Only a number is wanted: how many lines in the listing contain the word "steal"?

=== DATA RECORDS ===

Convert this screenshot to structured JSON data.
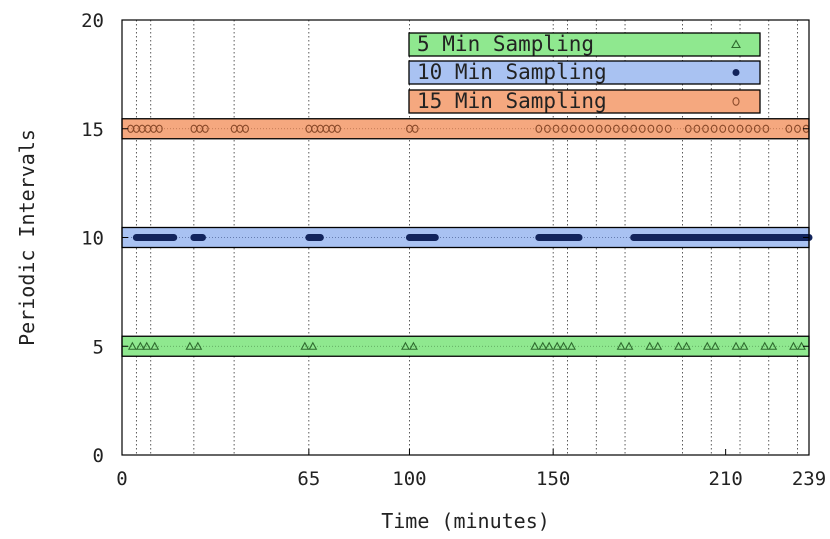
{
  "chart_data": {
    "type": "scatter",
    "title": "",
    "xlabel": "Time (minutes)",
    "ylabel": "Periodic Intervals",
    "xlim": [
      0,
      239
    ],
    "ylim": [
      0,
      20
    ],
    "xticks": [
      0,
      65,
      100,
      150,
      210,
      239
    ],
    "yticks": [
      0,
      5,
      10,
      15,
      20
    ],
    "grid": {
      "x_vertical_lines": [
        5,
        10,
        25,
        39,
        65,
        100,
        150,
        155,
        165,
        175,
        195,
        205,
        215,
        225,
        235
      ]
    },
    "legend_position": "top-center",
    "series": [
      {
        "name": "5 Min Sampling",
        "interval": 5,
        "marker": "triangle",
        "band_color": "#8fe88f",
        "marker_color": "#2f6b2f",
        "x": [
          5,
          10,
          25,
          65,
          100,
          145,
          150,
          155,
          175,
          185,
          195,
          205,
          215,
          225,
          235
        ]
      },
      {
        "name": "10 Min Sampling",
        "interval": 10,
        "marker": "dot",
        "band_color": "#a9c2f2",
        "marker_color": "#12245c",
        "segments": [
          [
            5,
            18
          ],
          [
            25,
            28
          ],
          [
            65,
            69
          ],
          [
            100,
            109
          ],
          [
            145,
            159
          ],
          [
            178,
            239
          ]
        ]
      },
      {
        "name": "15 Min Sampling",
        "interval": 15,
        "marker": "circle",
        "band_color": "#f5a87f",
        "marker_color": "#8a4a2a",
        "x": [
          3,
          5,
          7,
          9,
          11,
          13,
          25,
          27,
          29,
          39,
          41,
          43,
          65,
          67,
          69,
          71,
          73,
          75,
          100,
          102,
          145,
          148,
          151,
          154,
          157,
          160,
          163,
          166,
          169,
          172,
          175,
          178,
          181,
          184,
          187,
          190,
          197,
          200,
          203,
          206,
          209,
          212,
          215,
          218,
          221,
          224,
          232,
          235,
          238
        ]
      }
    ]
  }
}
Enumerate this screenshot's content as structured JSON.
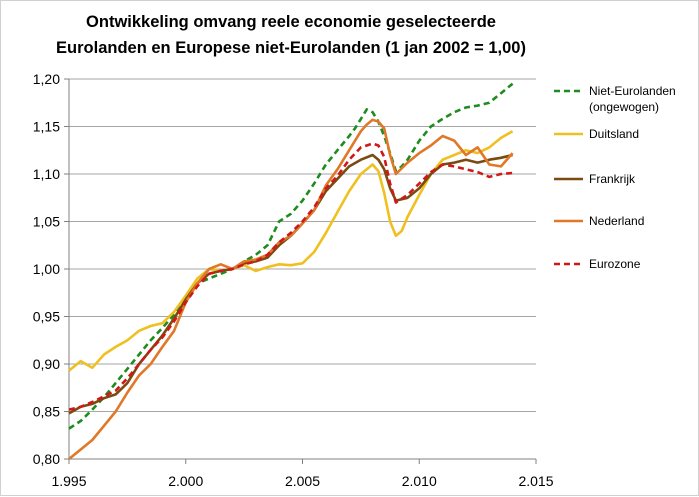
{
  "chart_data": {
    "type": "line",
    "title_line1": "Ontwikkeling omvang reele economie geselecteerde",
    "title_line2": "Eurolanden en Europese niet-Eurolanden (1 jan 2002 = 1,00)",
    "xlabel": "",
    "ylabel": "",
    "xlim": [
      1995,
      2015
    ],
    "ylim": [
      0.8,
      1.2
    ],
    "x_ticks": [
      "1.995",
      "2.000",
      "2.005",
      "2.010",
      "2.015"
    ],
    "y_ticks": [
      "0,80",
      "0,85",
      "0,90",
      "0,95",
      "1,00",
      "1,05",
      "1,10",
      "1,15",
      "1,20"
    ],
    "grid": "horizontal",
    "legend_position": "right",
    "series": [
      {
        "name": "Niet-Eurolanden",
        "name_line2": "(ongewogen)",
        "color": "#1e8c1e",
        "dash": "dashed",
        "x": [
          1995,
          1995.5,
          1996,
          1996.5,
          1997,
          1997.5,
          1998,
          1998.5,
          1999,
          1999.5,
          2000,
          2000.5,
          2001,
          2001.5,
          2002,
          2002.5,
          2003,
          2003.5,
          2004,
          2004.5,
          2005,
          2005.5,
          2006,
          2006.5,
          2007,
          2007.25,
          2007.5,
          2007.75,
          2008,
          2008.25,
          2008.5,
          2008.75,
          2009,
          2009.25,
          2009.5,
          2010,
          2010.5,
          2011,
          2011.5,
          2012,
          2012.5,
          2013,
          2013.5,
          2014
        ],
        "values": [
          0.832,
          0.84,
          0.852,
          0.865,
          0.88,
          0.895,
          0.91,
          0.925,
          0.938,
          0.952,
          0.97,
          0.985,
          0.99,
          0.995,
          1.0,
          1.008,
          1.015,
          1.025,
          1.05,
          1.058,
          1.072,
          1.09,
          1.11,
          1.125,
          1.14,
          1.148,
          1.158,
          1.168,
          1.165,
          1.155,
          1.14,
          1.122,
          1.103,
          1.108,
          1.115,
          1.135,
          1.15,
          1.158,
          1.165,
          1.17,
          1.172,
          1.175,
          1.185,
          1.195
        ]
      },
      {
        "name": "Duitsland",
        "color": "#f0c020",
        "dash": "solid",
        "x": [
          1995,
          1995.5,
          1996,
          1996.5,
          1997,
          1997.5,
          1998,
          1998.5,
          1999,
          1999.5,
          2000,
          2000.5,
          2001,
          2001.5,
          2002,
          2002.5,
          2003,
          2003.5,
          2004,
          2004.5,
          2005,
          2005.5,
          2006,
          2006.5,
          2007,
          2007.5,
          2008,
          2008.25,
          2008.5,
          2008.75,
          2009,
          2009.25,
          2009.5,
          2010,
          2010.5,
          2011,
          2011.5,
          2012,
          2012.5,
          2013,
          2013.5,
          2014
        ],
        "values": [
          0.893,
          0.903,
          0.896,
          0.91,
          0.918,
          0.925,
          0.935,
          0.94,
          0.943,
          0.955,
          0.972,
          0.99,
          1.0,
          0.998,
          1.0,
          1.004,
          0.998,
          1.002,
          1.005,
          1.004,
          1.006,
          1.018,
          1.038,
          1.06,
          1.082,
          1.1,
          1.11,
          1.103,
          1.08,
          1.05,
          1.035,
          1.04,
          1.055,
          1.078,
          1.1,
          1.115,
          1.12,
          1.125,
          1.122,
          1.128,
          1.138,
          1.145
        ]
      },
      {
        "name": "Frankrijk",
        "color": "#7a4a10",
        "dash": "solid",
        "x": [
          1995,
          1995.5,
          1996,
          1996.5,
          1997,
          1997.5,
          1998,
          1998.5,
          1999,
          1999.5,
          2000,
          2000.5,
          2001,
          2001.5,
          2002,
          2002.5,
          2003,
          2003.5,
          2004,
          2004.5,
          2005,
          2005.5,
          2006,
          2006.5,
          2007,
          2007.5,
          2008,
          2008.25,
          2008.5,
          2008.75,
          2009,
          2009.5,
          2010,
          2010.5,
          2011,
          2011.5,
          2012,
          2012.5,
          2013,
          2013.5,
          2014
        ],
        "values": [
          0.848,
          0.855,
          0.858,
          0.864,
          0.868,
          0.88,
          0.9,
          0.915,
          0.93,
          0.948,
          0.968,
          0.985,
          0.995,
          0.998,
          1.0,
          1.006,
          1.008,
          1.012,
          1.025,
          1.035,
          1.048,
          1.062,
          1.082,
          1.095,
          1.108,
          1.115,
          1.12,
          1.115,
          1.105,
          1.085,
          1.072,
          1.075,
          1.085,
          1.1,
          1.11,
          1.112,
          1.115,
          1.112,
          1.115,
          1.117,
          1.12
        ]
      },
      {
        "name": "Nederland",
        "color": "#e07828",
        "dash": "solid",
        "x": [
          1995,
          1995.5,
          1996,
          1996.5,
          1997,
          1997.5,
          1998,
          1998.5,
          1999,
          1999.5,
          2000,
          2000.5,
          2001,
          2001.5,
          2002,
          2002.5,
          2003,
          2003.5,
          2004,
          2004.5,
          2005,
          2005.5,
          2006,
          2006.5,
          2007,
          2007.5,
          2007.75,
          2008,
          2008.25,
          2008.5,
          2008.75,
          2009,
          2009.5,
          2010,
          2010.5,
          2011,
          2011.5,
          2012,
          2012.5,
          2013,
          2013.5,
          2014
        ],
        "values": [
          0.8,
          0.81,
          0.82,
          0.835,
          0.85,
          0.87,
          0.888,
          0.9,
          0.918,
          0.935,
          0.965,
          0.985,
          1.0,
          1.005,
          1.0,
          1.008,
          1.01,
          1.015,
          1.028,
          1.035,
          1.048,
          1.062,
          1.088,
          1.105,
          1.125,
          1.145,
          1.152,
          1.157,
          1.155,
          1.148,
          1.12,
          1.1,
          1.112,
          1.122,
          1.13,
          1.14,
          1.135,
          1.12,
          1.128,
          1.11,
          1.108,
          1.122
        ]
      },
      {
        "name": "Eurozone",
        "color": "#d01818",
        "dash": "dashed",
        "x": [
          1995,
          1995.5,
          1996,
          1996.5,
          1997,
          1997.5,
          1998,
          1998.5,
          1999,
          1999.5,
          2000,
          2000.5,
          2001,
          2001.5,
          2002,
          2002.5,
          2003,
          2003.5,
          2004,
          2004.5,
          2005,
          2005.5,
          2006,
          2006.5,
          2007,
          2007.5,
          2008,
          2008.25,
          2008.5,
          2008.75,
          2009,
          2009.5,
          2010,
          2010.5,
          2011,
          2011.5,
          2012,
          2012.5,
          2013,
          2013.5,
          2014
        ],
        "values": [
          0.852,
          0.855,
          0.86,
          0.866,
          0.872,
          0.885,
          0.9,
          0.915,
          0.928,
          0.945,
          0.965,
          0.982,
          0.995,
          0.998,
          1.0,
          1.005,
          1.008,
          1.015,
          1.028,
          1.038,
          1.05,
          1.065,
          1.085,
          1.098,
          1.115,
          1.128,
          1.132,
          1.13,
          1.118,
          1.09,
          1.07,
          1.078,
          1.09,
          1.102,
          1.11,
          1.108,
          1.105,
          1.102,
          1.097,
          1.1,
          1.101
        ]
      }
    ]
  }
}
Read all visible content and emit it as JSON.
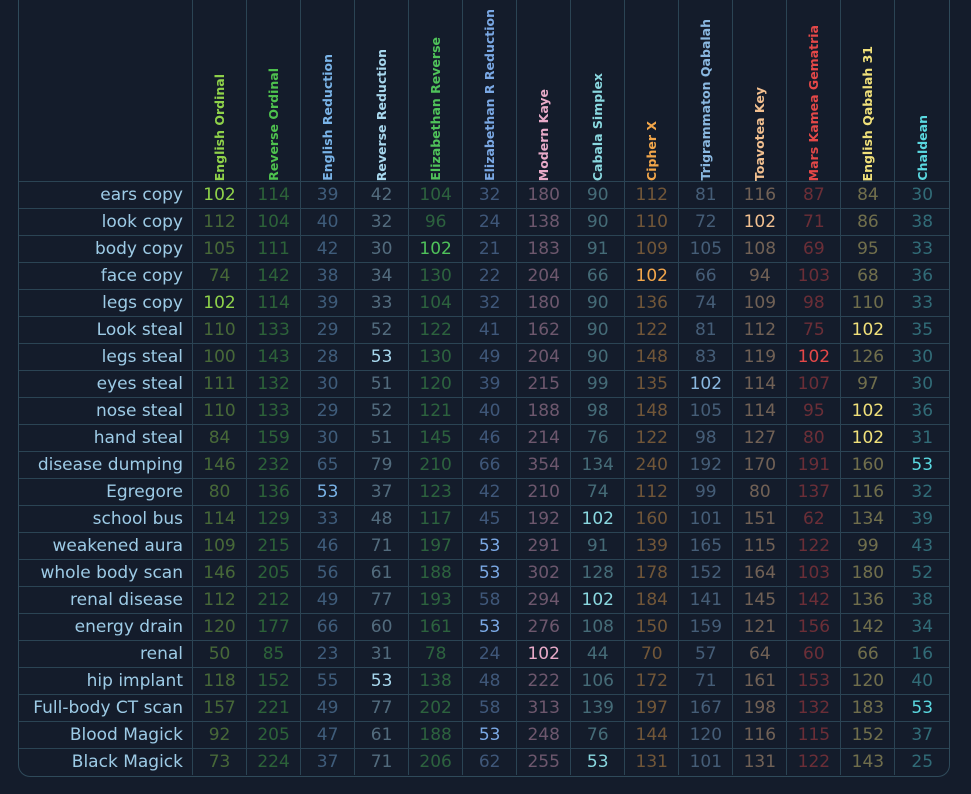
{
  "ciphers": [
    {
      "name": "English Ordinal",
      "color": "#8fd24a"
    },
    {
      "name": "Reverse Ordinal",
      "color": "#4ec24e"
    },
    {
      "name": "English Reduction",
      "color": "#7ab4e8"
    },
    {
      "name": "Reverse Reduction",
      "color": "#a8d8ee"
    },
    {
      "name": "Elizabethan Reverse",
      "color": "#4fc25a"
    },
    {
      "name": "Elizabethan R Reduction",
      "color": "#7aa8e4"
    },
    {
      "name": "Modern Kaye",
      "color": "#e8aac8"
    },
    {
      "name": "Cabala Simplex",
      "color": "#8ad8e0"
    },
    {
      "name": "Cipher X",
      "color": "#f2a64a"
    },
    {
      "name": "Trigrammaton Qabalah",
      "color": "#8ab8e0"
    },
    {
      "name": "Toavotea Key",
      "color": "#f2c090"
    },
    {
      "name": "Mars Kamea Gematria",
      "color": "#e44848"
    },
    {
      "name": "English Qabalah 31",
      "color": "#f0e07a"
    },
    {
      "name": "Chaldean",
      "color": "#5ad8e0"
    }
  ],
  "rows": [
    {
      "phrase": "ears copy",
      "values": [
        "102",
        "114",
        "39",
        "42",
        "104",
        "32",
        "180",
        "90",
        "112",
        "81",
        "116",
        "87",
        "84",
        "30"
      ]
    },
    {
      "phrase": "look copy",
      "values": [
        "112",
        "104",
        "40",
        "32",
        "96",
        "24",
        "138",
        "90",
        "110",
        "72",
        "102",
        "71",
        "86",
        "38"
      ]
    },
    {
      "phrase": "body copy",
      "values": [
        "105",
        "111",
        "42",
        "30",
        "102",
        "21",
        "183",
        "91",
        "109",
        "105",
        "108",
        "69",
        "95",
        "33"
      ]
    },
    {
      "phrase": "face copy",
      "values": [
        "74",
        "142",
        "38",
        "34",
        "130",
        "22",
        "204",
        "66",
        "102",
        "66",
        "94",
        "103",
        "68",
        "36"
      ]
    },
    {
      "phrase": "legs copy",
      "values": [
        "102",
        "114",
        "39",
        "33",
        "104",
        "32",
        "180",
        "90",
        "136",
        "74",
        "109",
        "98",
        "110",
        "33"
      ]
    },
    {
      "phrase": "Look steal",
      "values": [
        "110",
        "133",
        "29",
        "52",
        "122",
        "41",
        "162",
        "90",
        "122",
        "81",
        "112",
        "75",
        "102",
        "35"
      ]
    },
    {
      "phrase": "legs steal",
      "values": [
        "100",
        "143",
        "28",
        "53",
        "130",
        "49",
        "204",
        "90",
        "148",
        "83",
        "119",
        "102",
        "126",
        "30"
      ]
    },
    {
      "phrase": "eyes steal",
      "values": [
        "111",
        "132",
        "30",
        "51",
        "120",
        "39",
        "215",
        "99",
        "135",
        "102",
        "114",
        "107",
        "97",
        "30"
      ]
    },
    {
      "phrase": "nose steal",
      "values": [
        "110",
        "133",
        "29",
        "52",
        "121",
        "40",
        "188",
        "98",
        "148",
        "105",
        "114",
        "95",
        "102",
        "36"
      ]
    },
    {
      "phrase": "hand steal",
      "values": [
        "84",
        "159",
        "30",
        "51",
        "145",
        "46",
        "214",
        "76",
        "122",
        "98",
        "127",
        "80",
        "102",
        "31"
      ]
    },
    {
      "phrase": "disease dumping",
      "values": [
        "146",
        "232",
        "65",
        "79",
        "210",
        "66",
        "354",
        "134",
        "240",
        "192",
        "170",
        "191",
        "160",
        "53"
      ]
    },
    {
      "phrase": "Egregore",
      "values": [
        "80",
        "136",
        "53",
        "37",
        "123",
        "42",
        "210",
        "74",
        "112",
        "99",
        "80",
        "137",
        "116",
        "32"
      ]
    },
    {
      "phrase": "school bus",
      "values": [
        "114",
        "129",
        "33",
        "48",
        "117",
        "45",
        "192",
        "102",
        "160",
        "101",
        "151",
        "62",
        "134",
        "39"
      ]
    },
    {
      "phrase": "weakened aura",
      "values": [
        "109",
        "215",
        "46",
        "71",
        "197",
        "53",
        "291",
        "91",
        "139",
        "165",
        "115",
        "122",
        "99",
        "43"
      ]
    },
    {
      "phrase": "whole body scan",
      "values": [
        "146",
        "205",
        "56",
        "61",
        "188",
        "53",
        "302",
        "128",
        "178",
        "152",
        "164",
        "103",
        "180",
        "52"
      ]
    },
    {
      "phrase": "renal disease",
      "values": [
        "112",
        "212",
        "49",
        "77",
        "193",
        "58",
        "294",
        "102",
        "184",
        "141",
        "145",
        "142",
        "136",
        "38"
      ]
    },
    {
      "phrase": "energy drain",
      "values": [
        "120",
        "177",
        "66",
        "60",
        "161",
        "53",
        "276",
        "108",
        "150",
        "159",
        "121",
        "156",
        "142",
        "34"
      ]
    },
    {
      "phrase": "renal",
      "values": [
        "50",
        "85",
        "23",
        "31",
        "78",
        "24",
        "102",
        "44",
        "70",
        "57",
        "64",
        "60",
        "66",
        "16"
      ]
    },
    {
      "phrase": "hip implant",
      "values": [
        "118",
        "152",
        "55",
        "53",
        "138",
        "48",
        "222",
        "106",
        "172",
        "71",
        "161",
        "153",
        "120",
        "40"
      ]
    },
    {
      "phrase": "Full-body CT scan",
      "values": [
        "157",
        "221",
        "49",
        "77",
        "202",
        "58",
        "313",
        "139",
        "197",
        "167",
        "198",
        "132",
        "183",
        "53"
      ]
    },
    {
      "phrase": "Blood Magick",
      "values": [
        "92",
        "205",
        "47",
        "61",
        "188",
        "53",
        "248",
        "76",
        "144",
        "120",
        "116",
        "115",
        "152",
        "37"
      ]
    },
    {
      "phrase": "Black Magick",
      "values": [
        "73",
        "224",
        "37",
        "71",
        "206",
        "62",
        "255",
        "53",
        "131",
        "101",
        "131",
        "122",
        "143",
        "25"
      ]
    }
  ],
  "highlight_values": [
    "102",
    "53"
  ]
}
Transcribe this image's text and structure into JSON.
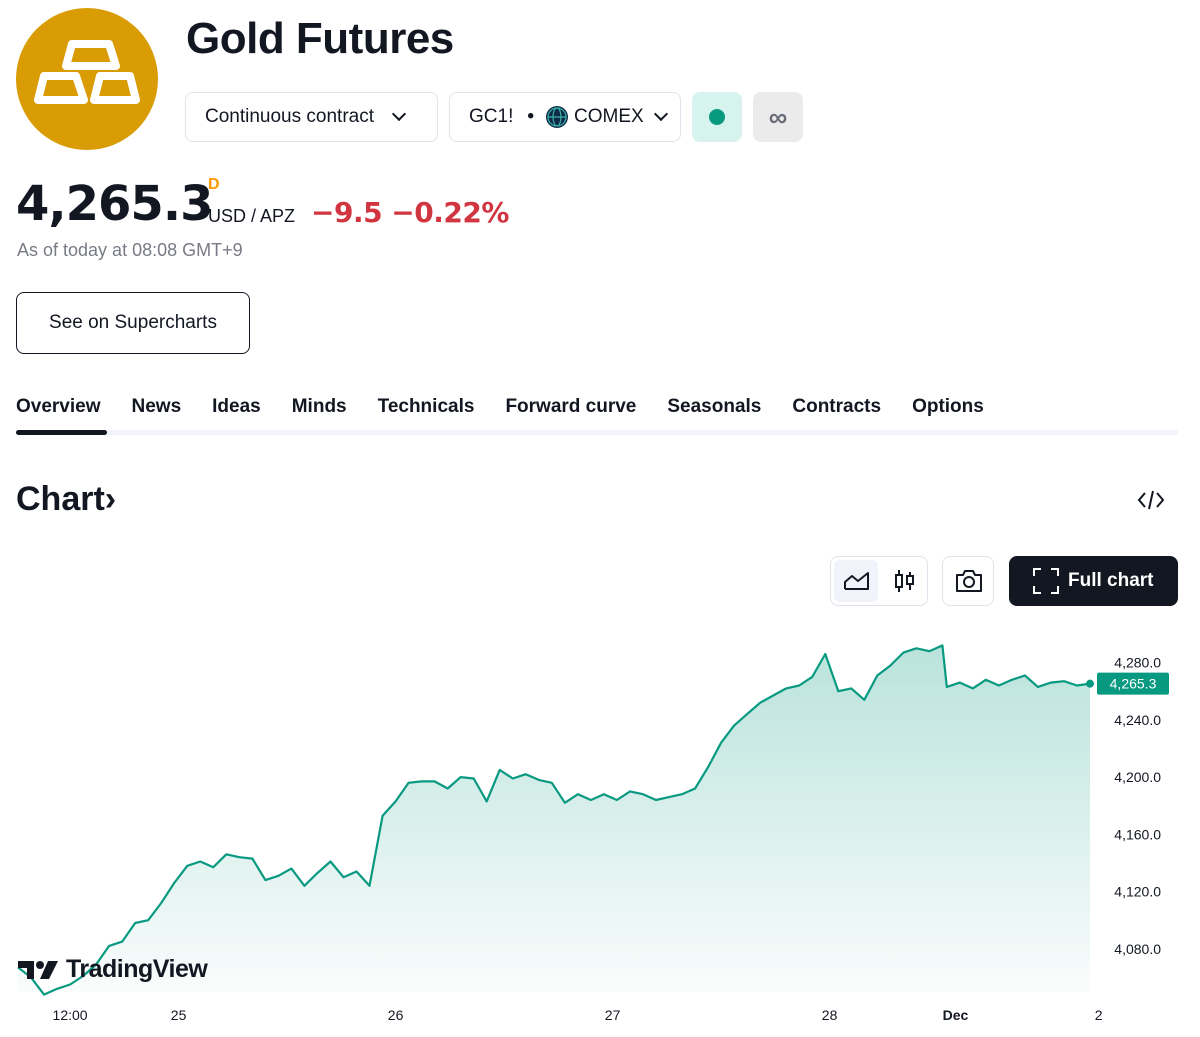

===

▶ OUTPUT OF THE TASK:
5